▶ _Aim_
Copy every line of the records below where the word "HABEN" occurs.

[Excerpted records start]

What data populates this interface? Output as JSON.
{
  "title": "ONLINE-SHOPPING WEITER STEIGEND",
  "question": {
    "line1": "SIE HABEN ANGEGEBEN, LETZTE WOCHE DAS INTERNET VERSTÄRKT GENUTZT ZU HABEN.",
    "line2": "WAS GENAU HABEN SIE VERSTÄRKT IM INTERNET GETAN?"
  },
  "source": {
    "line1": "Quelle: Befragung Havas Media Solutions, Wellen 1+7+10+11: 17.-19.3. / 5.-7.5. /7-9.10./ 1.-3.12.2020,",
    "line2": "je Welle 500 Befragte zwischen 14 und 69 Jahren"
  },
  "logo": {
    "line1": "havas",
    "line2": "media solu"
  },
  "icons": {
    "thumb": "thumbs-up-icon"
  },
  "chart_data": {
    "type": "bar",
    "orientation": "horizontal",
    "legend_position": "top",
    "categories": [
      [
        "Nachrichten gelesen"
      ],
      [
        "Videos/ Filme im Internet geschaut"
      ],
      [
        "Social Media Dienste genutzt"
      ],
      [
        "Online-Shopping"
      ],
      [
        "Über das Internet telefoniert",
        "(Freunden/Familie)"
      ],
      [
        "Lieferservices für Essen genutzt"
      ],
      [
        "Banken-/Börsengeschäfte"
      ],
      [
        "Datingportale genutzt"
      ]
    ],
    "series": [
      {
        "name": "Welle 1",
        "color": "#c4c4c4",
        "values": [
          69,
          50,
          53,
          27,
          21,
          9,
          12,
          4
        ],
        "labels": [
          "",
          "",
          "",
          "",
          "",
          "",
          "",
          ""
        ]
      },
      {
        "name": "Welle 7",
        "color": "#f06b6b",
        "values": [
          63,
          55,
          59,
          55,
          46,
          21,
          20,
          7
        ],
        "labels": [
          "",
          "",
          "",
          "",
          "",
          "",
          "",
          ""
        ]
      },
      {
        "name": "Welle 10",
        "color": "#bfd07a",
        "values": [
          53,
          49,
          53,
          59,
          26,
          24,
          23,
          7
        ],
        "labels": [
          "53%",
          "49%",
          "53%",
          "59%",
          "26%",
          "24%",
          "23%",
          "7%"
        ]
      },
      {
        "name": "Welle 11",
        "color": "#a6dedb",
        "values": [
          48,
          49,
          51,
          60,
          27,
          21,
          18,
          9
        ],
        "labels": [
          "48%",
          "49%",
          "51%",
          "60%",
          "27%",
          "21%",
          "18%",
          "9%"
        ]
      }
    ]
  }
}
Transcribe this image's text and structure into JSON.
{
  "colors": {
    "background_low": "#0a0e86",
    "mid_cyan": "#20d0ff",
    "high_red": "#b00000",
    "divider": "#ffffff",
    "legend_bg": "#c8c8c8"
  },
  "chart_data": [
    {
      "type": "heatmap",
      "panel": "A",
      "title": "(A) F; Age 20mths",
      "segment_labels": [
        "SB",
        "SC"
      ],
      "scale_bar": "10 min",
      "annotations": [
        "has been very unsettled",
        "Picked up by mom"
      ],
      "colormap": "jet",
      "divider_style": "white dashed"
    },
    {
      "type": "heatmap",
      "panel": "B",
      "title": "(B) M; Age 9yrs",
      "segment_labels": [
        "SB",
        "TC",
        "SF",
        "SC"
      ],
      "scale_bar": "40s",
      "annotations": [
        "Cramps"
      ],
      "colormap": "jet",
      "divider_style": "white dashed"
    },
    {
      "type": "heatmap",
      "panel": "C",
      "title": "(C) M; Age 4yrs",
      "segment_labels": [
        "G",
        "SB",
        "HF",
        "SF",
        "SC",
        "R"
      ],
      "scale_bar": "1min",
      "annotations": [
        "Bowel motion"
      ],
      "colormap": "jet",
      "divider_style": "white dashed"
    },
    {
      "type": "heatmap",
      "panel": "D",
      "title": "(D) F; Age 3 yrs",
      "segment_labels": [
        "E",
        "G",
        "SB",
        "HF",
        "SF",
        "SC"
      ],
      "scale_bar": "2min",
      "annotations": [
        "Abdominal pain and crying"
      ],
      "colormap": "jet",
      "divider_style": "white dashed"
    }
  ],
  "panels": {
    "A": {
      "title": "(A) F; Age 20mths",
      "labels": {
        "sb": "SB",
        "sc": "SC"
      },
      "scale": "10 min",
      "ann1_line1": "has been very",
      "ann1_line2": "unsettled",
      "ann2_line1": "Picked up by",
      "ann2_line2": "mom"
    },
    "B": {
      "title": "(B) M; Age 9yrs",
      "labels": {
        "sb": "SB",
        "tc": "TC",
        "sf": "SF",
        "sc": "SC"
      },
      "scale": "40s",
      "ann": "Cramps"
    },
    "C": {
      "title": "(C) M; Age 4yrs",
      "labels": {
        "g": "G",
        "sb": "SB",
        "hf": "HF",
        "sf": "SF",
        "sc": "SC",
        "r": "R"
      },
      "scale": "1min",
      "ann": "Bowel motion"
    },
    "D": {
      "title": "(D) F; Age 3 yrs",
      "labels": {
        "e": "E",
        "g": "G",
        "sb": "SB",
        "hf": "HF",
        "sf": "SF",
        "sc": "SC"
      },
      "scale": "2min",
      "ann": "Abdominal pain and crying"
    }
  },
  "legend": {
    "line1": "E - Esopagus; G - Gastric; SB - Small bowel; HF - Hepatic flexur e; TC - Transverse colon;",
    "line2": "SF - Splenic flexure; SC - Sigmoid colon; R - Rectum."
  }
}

[Excerpted records end]
[Excerpted records start]

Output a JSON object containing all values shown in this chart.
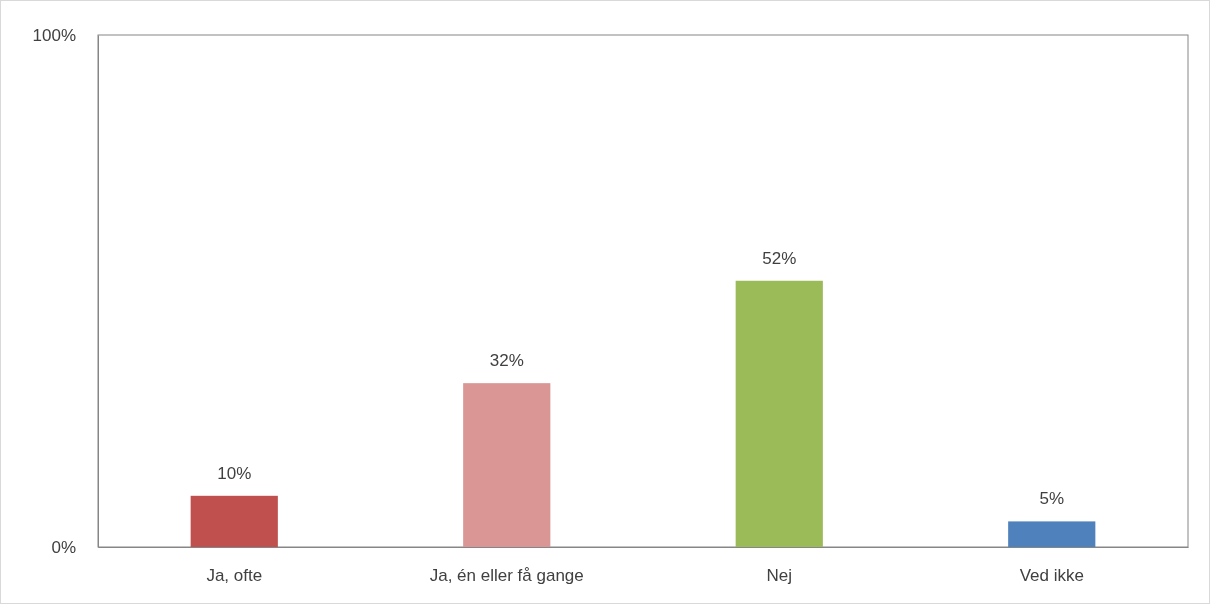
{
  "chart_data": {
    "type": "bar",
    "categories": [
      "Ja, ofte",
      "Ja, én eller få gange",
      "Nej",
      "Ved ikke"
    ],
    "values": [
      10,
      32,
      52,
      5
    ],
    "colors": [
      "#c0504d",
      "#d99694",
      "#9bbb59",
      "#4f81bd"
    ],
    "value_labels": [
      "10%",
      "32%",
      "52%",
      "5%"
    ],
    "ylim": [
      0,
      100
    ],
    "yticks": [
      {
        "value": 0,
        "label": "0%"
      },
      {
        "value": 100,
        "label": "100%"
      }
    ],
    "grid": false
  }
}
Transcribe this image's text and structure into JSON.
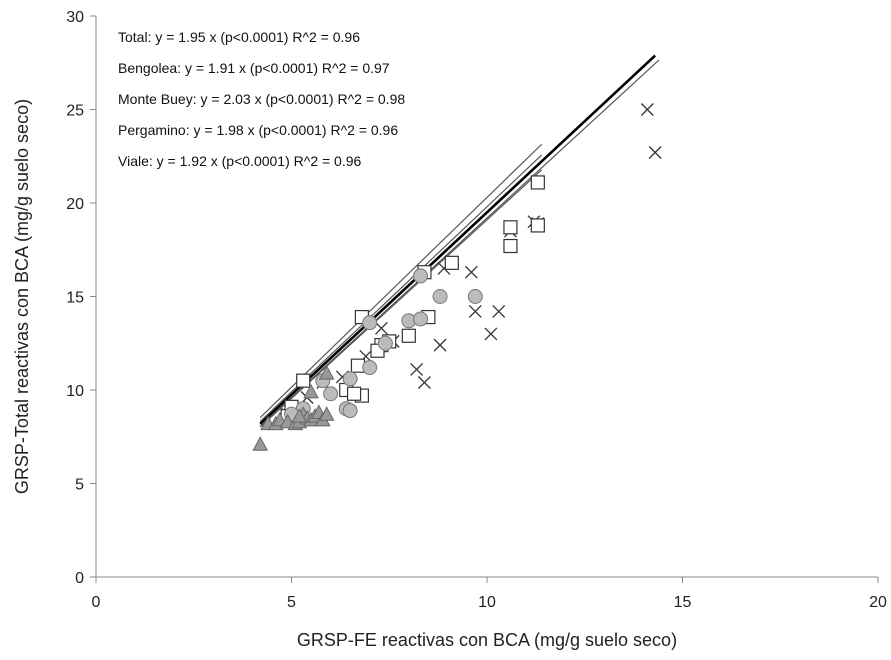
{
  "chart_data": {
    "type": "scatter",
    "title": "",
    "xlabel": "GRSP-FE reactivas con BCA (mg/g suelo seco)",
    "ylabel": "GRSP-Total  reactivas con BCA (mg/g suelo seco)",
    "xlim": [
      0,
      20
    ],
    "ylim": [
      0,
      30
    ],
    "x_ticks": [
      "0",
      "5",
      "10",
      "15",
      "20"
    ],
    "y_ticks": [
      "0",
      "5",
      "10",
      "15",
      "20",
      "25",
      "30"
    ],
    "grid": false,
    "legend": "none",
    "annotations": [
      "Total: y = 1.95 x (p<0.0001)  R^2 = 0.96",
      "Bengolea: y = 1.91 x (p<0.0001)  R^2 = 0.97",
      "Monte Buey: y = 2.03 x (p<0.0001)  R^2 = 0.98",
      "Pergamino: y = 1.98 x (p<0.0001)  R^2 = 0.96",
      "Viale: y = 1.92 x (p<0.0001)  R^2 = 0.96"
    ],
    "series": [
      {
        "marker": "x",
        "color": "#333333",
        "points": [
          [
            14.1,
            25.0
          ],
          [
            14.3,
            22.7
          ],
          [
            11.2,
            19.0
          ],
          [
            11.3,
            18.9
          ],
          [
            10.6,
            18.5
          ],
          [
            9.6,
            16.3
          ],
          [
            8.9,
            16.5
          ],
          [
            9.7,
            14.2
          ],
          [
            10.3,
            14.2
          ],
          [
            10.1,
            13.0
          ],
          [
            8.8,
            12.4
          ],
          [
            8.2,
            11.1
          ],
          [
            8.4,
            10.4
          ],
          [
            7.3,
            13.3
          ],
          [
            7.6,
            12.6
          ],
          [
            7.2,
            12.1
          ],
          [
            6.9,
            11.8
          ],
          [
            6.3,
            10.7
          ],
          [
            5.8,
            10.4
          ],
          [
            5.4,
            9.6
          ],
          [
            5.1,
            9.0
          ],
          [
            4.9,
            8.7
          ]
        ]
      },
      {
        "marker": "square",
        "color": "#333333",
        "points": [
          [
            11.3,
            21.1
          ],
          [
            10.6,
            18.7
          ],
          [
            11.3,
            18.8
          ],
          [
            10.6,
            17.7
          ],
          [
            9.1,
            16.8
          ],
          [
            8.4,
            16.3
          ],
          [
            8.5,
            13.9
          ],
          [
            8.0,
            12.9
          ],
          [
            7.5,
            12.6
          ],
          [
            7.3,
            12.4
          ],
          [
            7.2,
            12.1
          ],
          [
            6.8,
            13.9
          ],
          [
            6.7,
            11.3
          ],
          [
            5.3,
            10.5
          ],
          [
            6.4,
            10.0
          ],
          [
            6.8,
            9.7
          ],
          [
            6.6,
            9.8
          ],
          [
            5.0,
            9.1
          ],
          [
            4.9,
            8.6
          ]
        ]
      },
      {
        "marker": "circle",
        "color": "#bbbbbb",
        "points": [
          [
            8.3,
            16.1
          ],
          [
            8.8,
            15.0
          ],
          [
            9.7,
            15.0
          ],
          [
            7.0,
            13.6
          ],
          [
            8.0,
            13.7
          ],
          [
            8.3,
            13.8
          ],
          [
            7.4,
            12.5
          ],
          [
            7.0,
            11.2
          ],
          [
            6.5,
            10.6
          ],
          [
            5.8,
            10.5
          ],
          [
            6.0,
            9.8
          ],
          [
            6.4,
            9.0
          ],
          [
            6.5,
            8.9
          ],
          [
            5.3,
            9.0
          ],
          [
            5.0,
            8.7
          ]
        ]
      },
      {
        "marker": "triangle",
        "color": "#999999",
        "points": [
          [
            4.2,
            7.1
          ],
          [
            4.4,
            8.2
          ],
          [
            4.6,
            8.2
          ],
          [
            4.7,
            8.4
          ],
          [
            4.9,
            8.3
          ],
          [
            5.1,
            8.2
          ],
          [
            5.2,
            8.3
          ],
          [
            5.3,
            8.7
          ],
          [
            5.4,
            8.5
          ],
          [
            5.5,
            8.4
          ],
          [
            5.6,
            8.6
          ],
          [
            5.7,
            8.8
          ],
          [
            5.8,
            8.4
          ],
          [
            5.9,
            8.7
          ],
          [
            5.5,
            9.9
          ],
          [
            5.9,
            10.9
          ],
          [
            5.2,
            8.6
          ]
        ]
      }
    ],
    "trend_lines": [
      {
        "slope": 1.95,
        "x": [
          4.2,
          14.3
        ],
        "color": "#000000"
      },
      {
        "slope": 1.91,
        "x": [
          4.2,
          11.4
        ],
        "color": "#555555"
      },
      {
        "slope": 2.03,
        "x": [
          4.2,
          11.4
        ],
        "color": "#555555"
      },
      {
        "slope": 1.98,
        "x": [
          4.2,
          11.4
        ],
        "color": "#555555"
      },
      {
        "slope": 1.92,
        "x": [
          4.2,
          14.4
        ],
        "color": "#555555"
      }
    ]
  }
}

[Excerpted records end]
[Excerpted records start]

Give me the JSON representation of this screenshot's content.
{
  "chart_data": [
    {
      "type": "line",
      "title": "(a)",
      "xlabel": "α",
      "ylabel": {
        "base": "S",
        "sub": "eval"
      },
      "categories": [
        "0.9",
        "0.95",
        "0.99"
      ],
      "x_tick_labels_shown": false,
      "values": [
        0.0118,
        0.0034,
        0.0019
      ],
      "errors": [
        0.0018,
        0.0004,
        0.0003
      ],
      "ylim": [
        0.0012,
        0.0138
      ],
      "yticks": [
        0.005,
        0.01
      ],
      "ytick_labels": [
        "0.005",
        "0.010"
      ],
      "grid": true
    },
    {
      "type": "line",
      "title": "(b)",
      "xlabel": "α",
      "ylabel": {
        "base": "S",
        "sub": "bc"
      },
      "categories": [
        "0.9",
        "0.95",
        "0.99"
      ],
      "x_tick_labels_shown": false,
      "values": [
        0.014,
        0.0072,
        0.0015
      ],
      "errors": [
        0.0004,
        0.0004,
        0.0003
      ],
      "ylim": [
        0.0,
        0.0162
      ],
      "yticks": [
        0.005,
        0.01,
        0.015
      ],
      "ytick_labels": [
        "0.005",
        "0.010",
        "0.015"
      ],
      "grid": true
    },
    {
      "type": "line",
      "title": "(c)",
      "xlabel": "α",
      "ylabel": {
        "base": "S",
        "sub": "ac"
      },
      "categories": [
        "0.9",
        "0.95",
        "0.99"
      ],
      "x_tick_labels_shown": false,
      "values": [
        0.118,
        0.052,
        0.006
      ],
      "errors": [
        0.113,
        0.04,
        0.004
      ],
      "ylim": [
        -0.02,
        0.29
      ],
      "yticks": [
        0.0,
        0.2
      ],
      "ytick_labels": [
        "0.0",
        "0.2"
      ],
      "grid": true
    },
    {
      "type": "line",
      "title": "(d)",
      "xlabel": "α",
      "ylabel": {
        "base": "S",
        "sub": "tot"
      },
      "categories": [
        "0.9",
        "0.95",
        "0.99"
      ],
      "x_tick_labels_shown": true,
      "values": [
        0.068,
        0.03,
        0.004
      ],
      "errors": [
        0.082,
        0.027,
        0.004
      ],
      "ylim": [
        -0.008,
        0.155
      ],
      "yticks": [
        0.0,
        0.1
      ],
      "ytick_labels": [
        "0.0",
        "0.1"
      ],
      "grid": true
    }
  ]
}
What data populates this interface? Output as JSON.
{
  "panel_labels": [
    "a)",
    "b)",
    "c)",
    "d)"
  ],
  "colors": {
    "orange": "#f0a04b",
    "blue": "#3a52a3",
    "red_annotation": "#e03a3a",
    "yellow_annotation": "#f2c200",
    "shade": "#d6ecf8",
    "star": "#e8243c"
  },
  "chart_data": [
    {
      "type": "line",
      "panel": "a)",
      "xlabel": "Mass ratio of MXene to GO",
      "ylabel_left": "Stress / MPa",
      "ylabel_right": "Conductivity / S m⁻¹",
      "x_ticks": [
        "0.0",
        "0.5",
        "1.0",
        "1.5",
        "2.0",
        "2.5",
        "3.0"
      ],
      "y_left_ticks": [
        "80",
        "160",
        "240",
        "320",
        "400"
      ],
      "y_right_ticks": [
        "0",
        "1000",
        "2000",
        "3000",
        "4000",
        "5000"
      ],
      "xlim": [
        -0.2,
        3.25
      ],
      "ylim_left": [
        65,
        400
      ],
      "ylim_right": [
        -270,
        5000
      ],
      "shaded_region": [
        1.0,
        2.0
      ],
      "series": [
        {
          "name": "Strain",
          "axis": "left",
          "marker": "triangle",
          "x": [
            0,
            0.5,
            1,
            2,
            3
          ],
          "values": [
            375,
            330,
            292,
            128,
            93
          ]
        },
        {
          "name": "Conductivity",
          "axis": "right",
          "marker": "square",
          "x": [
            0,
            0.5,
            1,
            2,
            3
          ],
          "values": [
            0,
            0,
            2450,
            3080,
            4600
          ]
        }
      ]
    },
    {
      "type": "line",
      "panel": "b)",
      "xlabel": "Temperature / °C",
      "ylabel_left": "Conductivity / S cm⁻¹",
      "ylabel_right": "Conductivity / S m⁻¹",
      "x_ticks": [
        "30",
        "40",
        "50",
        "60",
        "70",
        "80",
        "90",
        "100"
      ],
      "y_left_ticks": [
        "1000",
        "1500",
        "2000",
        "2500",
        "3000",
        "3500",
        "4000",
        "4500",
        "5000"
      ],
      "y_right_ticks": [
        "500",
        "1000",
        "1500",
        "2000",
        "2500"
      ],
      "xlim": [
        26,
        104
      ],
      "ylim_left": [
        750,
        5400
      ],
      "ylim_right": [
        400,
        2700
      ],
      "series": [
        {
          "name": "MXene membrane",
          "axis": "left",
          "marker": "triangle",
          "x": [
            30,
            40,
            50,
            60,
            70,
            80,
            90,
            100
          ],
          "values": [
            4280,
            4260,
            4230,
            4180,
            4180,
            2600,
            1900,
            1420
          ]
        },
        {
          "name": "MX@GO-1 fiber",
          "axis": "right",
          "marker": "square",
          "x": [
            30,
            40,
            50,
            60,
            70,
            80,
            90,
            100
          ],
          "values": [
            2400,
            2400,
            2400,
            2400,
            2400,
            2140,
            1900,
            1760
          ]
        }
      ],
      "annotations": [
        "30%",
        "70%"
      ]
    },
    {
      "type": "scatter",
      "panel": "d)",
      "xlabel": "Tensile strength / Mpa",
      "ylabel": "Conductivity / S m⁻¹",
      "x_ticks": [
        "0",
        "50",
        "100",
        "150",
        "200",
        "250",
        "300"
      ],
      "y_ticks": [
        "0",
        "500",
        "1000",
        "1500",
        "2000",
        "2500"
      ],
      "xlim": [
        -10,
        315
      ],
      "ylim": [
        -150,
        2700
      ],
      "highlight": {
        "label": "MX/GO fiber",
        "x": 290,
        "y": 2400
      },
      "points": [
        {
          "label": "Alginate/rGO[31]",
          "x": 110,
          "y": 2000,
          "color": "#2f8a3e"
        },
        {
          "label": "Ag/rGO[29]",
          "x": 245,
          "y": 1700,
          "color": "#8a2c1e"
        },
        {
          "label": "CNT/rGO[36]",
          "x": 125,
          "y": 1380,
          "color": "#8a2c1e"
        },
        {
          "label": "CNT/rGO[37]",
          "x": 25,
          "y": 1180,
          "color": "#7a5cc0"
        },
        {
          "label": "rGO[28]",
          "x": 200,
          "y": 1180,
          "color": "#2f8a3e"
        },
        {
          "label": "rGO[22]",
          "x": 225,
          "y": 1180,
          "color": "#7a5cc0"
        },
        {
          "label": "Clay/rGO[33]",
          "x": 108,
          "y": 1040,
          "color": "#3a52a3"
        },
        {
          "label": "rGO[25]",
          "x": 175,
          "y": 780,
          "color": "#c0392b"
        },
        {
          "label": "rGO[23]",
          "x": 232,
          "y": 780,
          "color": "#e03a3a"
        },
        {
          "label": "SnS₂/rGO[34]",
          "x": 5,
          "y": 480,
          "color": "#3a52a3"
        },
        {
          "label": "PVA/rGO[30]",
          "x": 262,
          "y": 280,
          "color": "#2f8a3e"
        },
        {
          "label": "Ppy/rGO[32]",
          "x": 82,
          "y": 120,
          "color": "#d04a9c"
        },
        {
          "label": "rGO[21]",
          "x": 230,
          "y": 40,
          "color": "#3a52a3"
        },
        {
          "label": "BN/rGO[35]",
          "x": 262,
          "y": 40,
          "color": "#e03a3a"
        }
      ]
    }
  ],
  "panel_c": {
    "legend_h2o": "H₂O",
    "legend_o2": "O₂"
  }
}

[Excerpted records end]

▶ _Solved exercise_
    "line1": "SIE HABEN ANGEGEBEN, LETZTE WOCHE DAS INTERNET VERSTÄRKT GENUTZT ZU HABEN.",
    "line2": "WAS GENAU HABEN SIE VERSTÄRKT IM INTERNET GETAN?"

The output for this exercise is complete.